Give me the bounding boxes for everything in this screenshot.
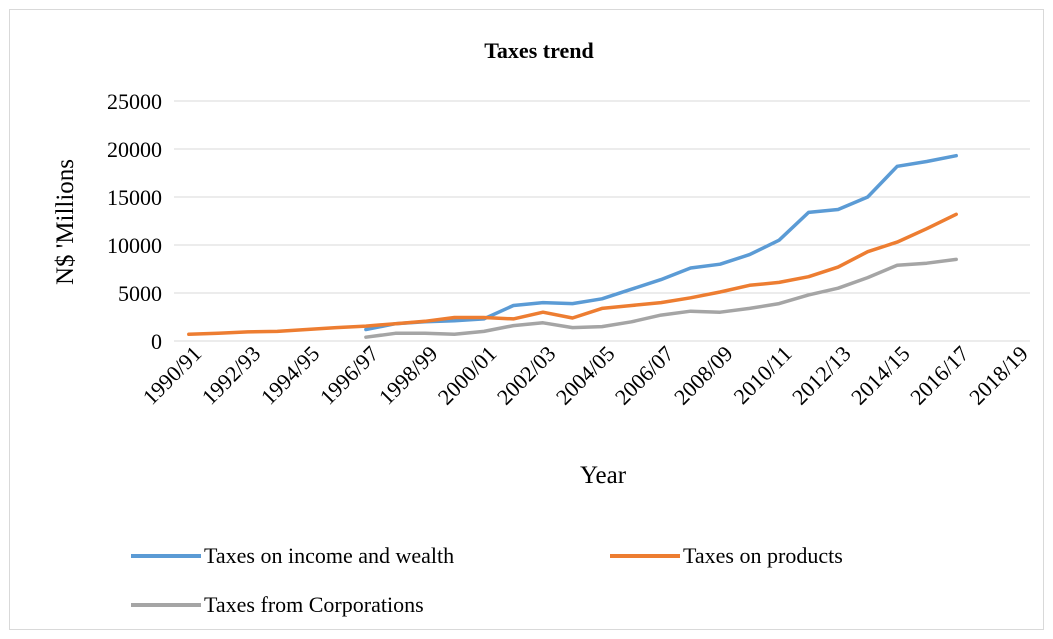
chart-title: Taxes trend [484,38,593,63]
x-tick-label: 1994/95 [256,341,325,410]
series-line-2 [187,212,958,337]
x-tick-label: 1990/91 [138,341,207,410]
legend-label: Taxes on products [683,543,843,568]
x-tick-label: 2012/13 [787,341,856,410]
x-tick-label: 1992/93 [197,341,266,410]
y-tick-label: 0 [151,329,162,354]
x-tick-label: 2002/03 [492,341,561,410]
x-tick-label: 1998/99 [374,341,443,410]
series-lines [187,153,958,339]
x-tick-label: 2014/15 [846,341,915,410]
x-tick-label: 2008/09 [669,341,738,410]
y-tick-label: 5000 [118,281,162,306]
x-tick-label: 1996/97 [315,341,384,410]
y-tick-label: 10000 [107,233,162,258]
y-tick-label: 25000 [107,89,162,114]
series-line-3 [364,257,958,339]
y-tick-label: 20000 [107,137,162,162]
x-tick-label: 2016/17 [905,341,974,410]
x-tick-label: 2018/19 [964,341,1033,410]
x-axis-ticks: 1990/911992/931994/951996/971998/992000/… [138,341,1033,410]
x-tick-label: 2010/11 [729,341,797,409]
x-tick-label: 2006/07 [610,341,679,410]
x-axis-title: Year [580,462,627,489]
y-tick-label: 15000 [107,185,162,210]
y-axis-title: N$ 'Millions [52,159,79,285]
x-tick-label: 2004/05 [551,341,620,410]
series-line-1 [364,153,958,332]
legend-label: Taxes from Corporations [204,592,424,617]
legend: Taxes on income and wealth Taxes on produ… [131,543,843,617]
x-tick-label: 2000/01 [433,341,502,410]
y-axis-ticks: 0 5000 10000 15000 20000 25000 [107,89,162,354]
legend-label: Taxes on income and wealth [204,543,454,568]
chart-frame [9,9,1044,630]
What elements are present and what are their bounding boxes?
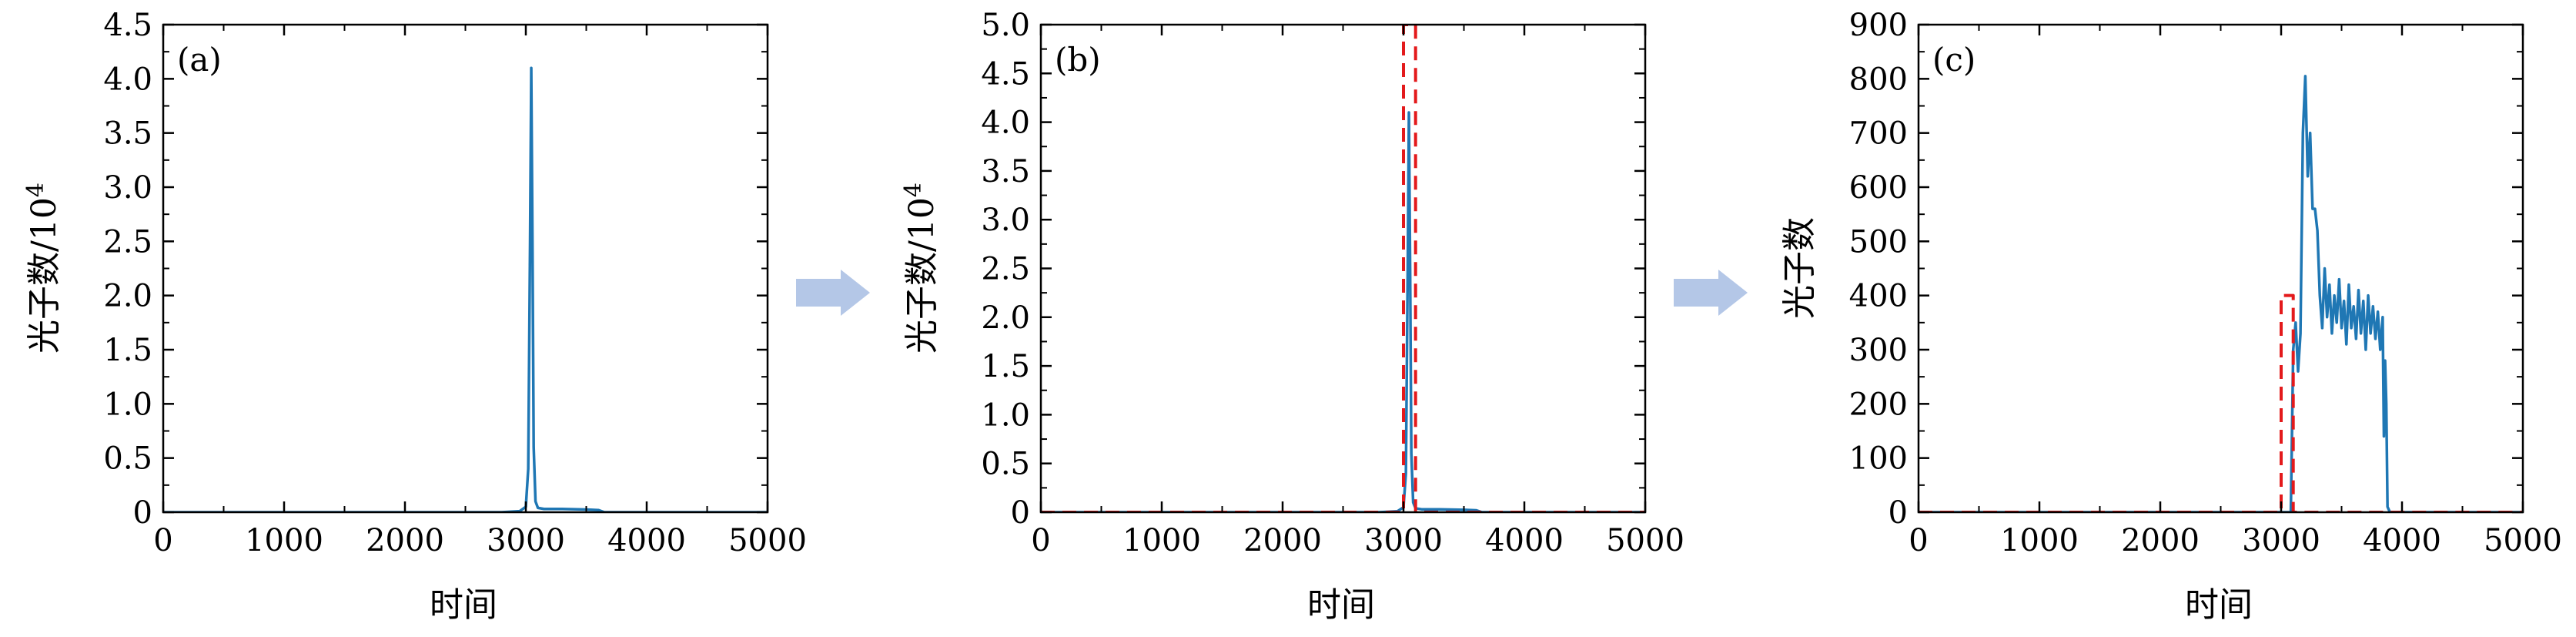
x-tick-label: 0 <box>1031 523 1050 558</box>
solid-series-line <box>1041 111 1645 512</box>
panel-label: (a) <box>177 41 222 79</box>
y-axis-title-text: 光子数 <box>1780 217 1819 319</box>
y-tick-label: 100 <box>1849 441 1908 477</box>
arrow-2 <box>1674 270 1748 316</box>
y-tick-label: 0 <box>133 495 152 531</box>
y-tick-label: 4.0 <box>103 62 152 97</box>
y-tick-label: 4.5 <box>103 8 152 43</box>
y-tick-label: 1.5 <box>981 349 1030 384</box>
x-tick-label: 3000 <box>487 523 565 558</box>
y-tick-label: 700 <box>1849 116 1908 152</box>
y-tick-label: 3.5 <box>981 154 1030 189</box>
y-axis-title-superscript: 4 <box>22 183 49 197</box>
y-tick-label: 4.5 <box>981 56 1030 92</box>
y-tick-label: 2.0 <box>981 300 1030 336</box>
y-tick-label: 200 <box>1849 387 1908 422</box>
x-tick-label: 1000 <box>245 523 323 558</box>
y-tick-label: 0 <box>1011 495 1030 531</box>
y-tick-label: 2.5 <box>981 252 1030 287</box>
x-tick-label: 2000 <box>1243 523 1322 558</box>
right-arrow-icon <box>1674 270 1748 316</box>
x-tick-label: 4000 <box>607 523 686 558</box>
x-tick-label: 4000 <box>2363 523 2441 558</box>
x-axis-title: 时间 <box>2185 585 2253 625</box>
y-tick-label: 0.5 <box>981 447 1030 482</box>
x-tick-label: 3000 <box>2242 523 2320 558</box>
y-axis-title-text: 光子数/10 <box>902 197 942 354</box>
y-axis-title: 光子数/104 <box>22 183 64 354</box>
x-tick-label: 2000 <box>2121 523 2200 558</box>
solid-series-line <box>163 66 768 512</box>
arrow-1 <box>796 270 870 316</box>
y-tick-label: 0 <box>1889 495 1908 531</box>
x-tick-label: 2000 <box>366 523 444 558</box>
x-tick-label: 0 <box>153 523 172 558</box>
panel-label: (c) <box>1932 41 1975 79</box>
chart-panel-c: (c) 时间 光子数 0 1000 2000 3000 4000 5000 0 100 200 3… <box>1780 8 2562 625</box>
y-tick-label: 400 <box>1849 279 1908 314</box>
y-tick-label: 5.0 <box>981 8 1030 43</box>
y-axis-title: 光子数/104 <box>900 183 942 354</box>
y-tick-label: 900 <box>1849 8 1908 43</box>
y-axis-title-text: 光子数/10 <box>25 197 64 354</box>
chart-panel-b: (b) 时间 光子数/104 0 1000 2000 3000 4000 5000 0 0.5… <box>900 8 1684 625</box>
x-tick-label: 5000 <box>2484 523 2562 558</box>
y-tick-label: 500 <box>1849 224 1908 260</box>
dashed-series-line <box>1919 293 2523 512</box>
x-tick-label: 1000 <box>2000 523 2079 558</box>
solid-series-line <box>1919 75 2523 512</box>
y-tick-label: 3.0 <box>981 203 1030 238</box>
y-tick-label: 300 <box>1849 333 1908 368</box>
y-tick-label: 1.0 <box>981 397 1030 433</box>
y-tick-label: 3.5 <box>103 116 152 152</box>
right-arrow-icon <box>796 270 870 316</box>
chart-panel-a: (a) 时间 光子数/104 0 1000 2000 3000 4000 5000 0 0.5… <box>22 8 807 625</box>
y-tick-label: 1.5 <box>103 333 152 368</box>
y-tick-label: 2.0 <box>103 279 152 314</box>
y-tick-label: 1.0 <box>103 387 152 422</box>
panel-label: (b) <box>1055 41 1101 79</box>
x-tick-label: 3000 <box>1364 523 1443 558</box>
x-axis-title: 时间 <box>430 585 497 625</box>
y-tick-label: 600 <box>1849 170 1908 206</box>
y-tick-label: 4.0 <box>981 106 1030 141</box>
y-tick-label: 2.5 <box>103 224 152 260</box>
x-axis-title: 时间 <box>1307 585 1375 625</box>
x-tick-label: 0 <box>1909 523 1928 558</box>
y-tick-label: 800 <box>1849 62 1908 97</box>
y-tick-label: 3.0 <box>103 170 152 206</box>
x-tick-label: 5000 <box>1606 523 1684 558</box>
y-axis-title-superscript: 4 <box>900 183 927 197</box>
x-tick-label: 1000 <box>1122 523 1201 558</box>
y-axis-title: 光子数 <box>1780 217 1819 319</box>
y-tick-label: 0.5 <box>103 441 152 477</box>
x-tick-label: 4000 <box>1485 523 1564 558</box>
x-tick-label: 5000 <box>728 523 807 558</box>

━━━━━━━━━━━━━━━━━━━━━━━━━━━━━━

> [What to produce]
Change every "x-tick-label" to "x-axis-label" in all the entries above and reproduce them with nothing else altered, omitting the pictures.

> [Response]
Give me the bounding boxes for everything in this screenshot.
chart-title: Taxes trend [484,38,593,63]
x-axis-label: 1994/95 [256,341,325,410]
series-line-2 [187,212,958,337]
x-axis-label: 1990/91 [138,341,207,410]
legend-label: Taxes on products [683,543,843,568]
x-axis-label: 2012/13 [787,341,856,410]
x-axis-label: 1992/93 [197,341,266,410]
y-tick-label: 0 [151,329,162,354]
x-axis-label: 2002/03 [492,341,561,410]
x-axis-label: 1998/99 [374,341,443,410]
series-lines [187,153,958,339]
x-axis-label: 2014/15 [846,341,915,410]
x-axis-label: 2008/09 [669,341,738,410]
y-tick-label: 5000 [118,281,162,306]
x-axis-label: 1996/97 [315,341,384,410]
y-tick-label: 10000 [107,233,162,258]
y-tick-label: 25000 [107,89,162,114]
series-line-3 [364,257,958,339]
y-tick-label: 20000 [107,137,162,162]
x-axis-label: 2016/17 [905,341,974,410]
x-axis-label: 2018/19 [964,341,1033,410]
x-axis-ticks: 1990/911992/931994/951996/971998/992000/… [138,341,1033,410]
x-axis-label: 2010/11 [729,341,797,409]
x-axis-label: 2006/07 [610,341,679,410]
x-axis-title: Year [580,462,627,489]
y-tick-label: 15000 [107,185,162,210]
y-axis-title: N$ 'Millions [52,159,79,285]
x-axis-label: 2004/05 [551,341,620,410]
series-line-1 [364,153,958,332]
legend-label: Taxes from Corporations [204,592,424,617]
legend: Taxes on income and wealth Taxes on produ… [131,543,843,617]
x-axis-label: 2000/01 [433,341,502,410]
y-axis-ticks: 0 5000 10000 15000 20000 25000 [107,89,162,354]
legend-label: Taxes on income and wealth [204,543,454,568]
chart-frame [9,9,1044,630]
What elements are present and what are their bounding boxes?
x-axis-label: 0 <box>1031 523 1050 558</box>
solid-series-line <box>1041 111 1645 512</box>
panel-label: (a) <box>177 41 222 79</box>
y-axis-title-text: 光子数 <box>1780 217 1819 319</box>
y-tick-label: 100 <box>1849 441 1908 477</box>
arrow-2 <box>1674 270 1748 316</box>
y-tick-label: 0 <box>133 495 152 531</box>
y-tick-label: 4.0 <box>103 62 152 97</box>
y-tick-label: 4.5 <box>103 8 152 43</box>
y-tick-label: 1.5 <box>981 349 1030 384</box>
x-axis-label: 3000 <box>487 523 565 558</box>
y-tick-label: 700 <box>1849 116 1908 152</box>
y-tick-label: 3.5 <box>981 154 1030 189</box>
y-axis-title-superscript: 4 <box>22 183 49 197</box>
y-tick-label: 4.5 <box>981 56 1030 92</box>
y-tick-label: 2.0 <box>981 300 1030 336</box>
y-tick-label: 200 <box>1849 387 1908 422</box>
x-axis-label: 1000 <box>245 523 323 558</box>
y-tick-label: 0 <box>1011 495 1030 531</box>
y-tick-label: 2.5 <box>981 252 1030 287</box>
x-axis-label: 2000 <box>1243 523 1322 558</box>
right-arrow-icon <box>1674 270 1748 316</box>
x-axis-label: 4000 <box>607 523 686 558</box>
x-axis-label: 4000 <box>2363 523 2441 558</box>
x-axis-title: 时间 <box>2185 585 2253 625</box>
y-tick-label: 0.5 <box>981 447 1030 482</box>
x-axis-label: 3000 <box>2242 523 2320 558</box>
y-axis-title-text: 光子数/10 <box>902 197 942 354</box>
y-axis-title: 光子数/104 <box>22 183 64 354</box>
x-axis-label: 2000 <box>2121 523 2200 558</box>
solid-series-line <box>163 66 768 512</box>
arrow-1 <box>796 270 870 316</box>
y-tick-label: 0 <box>1889 495 1908 531</box>
x-axis-label: 2000 <box>366 523 444 558</box>
x-axis-label: 0 <box>153 523 172 558</box>
panel-label: (c) <box>1932 41 1975 79</box>
chart-panel-c: (c) 时间 光子数 0 1000 2000 3000 4000 5000 0 100 200 3… <box>1780 8 2562 625</box>
y-tick-label: 400 <box>1849 279 1908 314</box>
y-tick-label: 5.0 <box>981 8 1030 43</box>
y-axis-title: 光子数/104 <box>900 183 942 354</box>
y-tick-label: 900 <box>1849 8 1908 43</box>
y-axis-title-text: 光子数/10 <box>25 197 64 354</box>
chart-panel-b: (b) 时间 光子数/104 0 1000 2000 3000 4000 5000 0 0.5… <box>900 8 1684 625</box>
x-axis-label: 5000 <box>2484 523 2562 558</box>
y-tick-label: 500 <box>1849 224 1908 260</box>
dashed-series-line <box>1919 293 2523 512</box>
x-axis-label: 1000 <box>2000 523 2079 558</box>
solid-series-line <box>1919 75 2523 512</box>
y-tick-label: 3.0 <box>981 203 1030 238</box>
y-tick-label: 300 <box>1849 333 1908 368</box>
y-tick-label: 1.0 <box>981 397 1030 433</box>
y-tick-label: 3.5 <box>103 116 152 152</box>
right-arrow-icon <box>796 270 870 316</box>
chart-panel-a: (a) 时间 光子数/104 0 1000 2000 3000 4000 5000 0 0.5… <box>22 8 807 625</box>
y-tick-label: 1.5 <box>103 333 152 368</box>
y-tick-label: 2.0 <box>103 279 152 314</box>
y-tick-label: 1.0 <box>103 387 152 422</box>
panel-label: (b) <box>1055 41 1101 79</box>
x-axis-label: 3000 <box>1364 523 1443 558</box>
x-axis-title: 时间 <box>430 585 497 625</box>
y-tick-label: 600 <box>1849 170 1908 206</box>
y-tick-label: 4.0 <box>981 106 1030 141</box>
y-tick-label: 2.5 <box>103 224 152 260</box>
x-axis-title: 时间 <box>1307 585 1375 625</box>
x-axis-label: 0 <box>1909 523 1928 558</box>
y-tick-label: 800 <box>1849 62 1908 97</box>
y-tick-label: 3.0 <box>103 170 152 206</box>
x-axis-label: 5000 <box>1606 523 1684 558</box>
y-axis-title-superscript: 4 <box>900 183 927 197</box>
x-axis-label: 1000 <box>1122 523 1201 558</box>
y-axis-title: 光子数 <box>1780 217 1819 319</box>
y-tick-label: 0.5 <box>103 441 152 477</box>
x-axis-label: 4000 <box>1485 523 1564 558</box>
x-axis-label: 5000 <box>728 523 807 558</box>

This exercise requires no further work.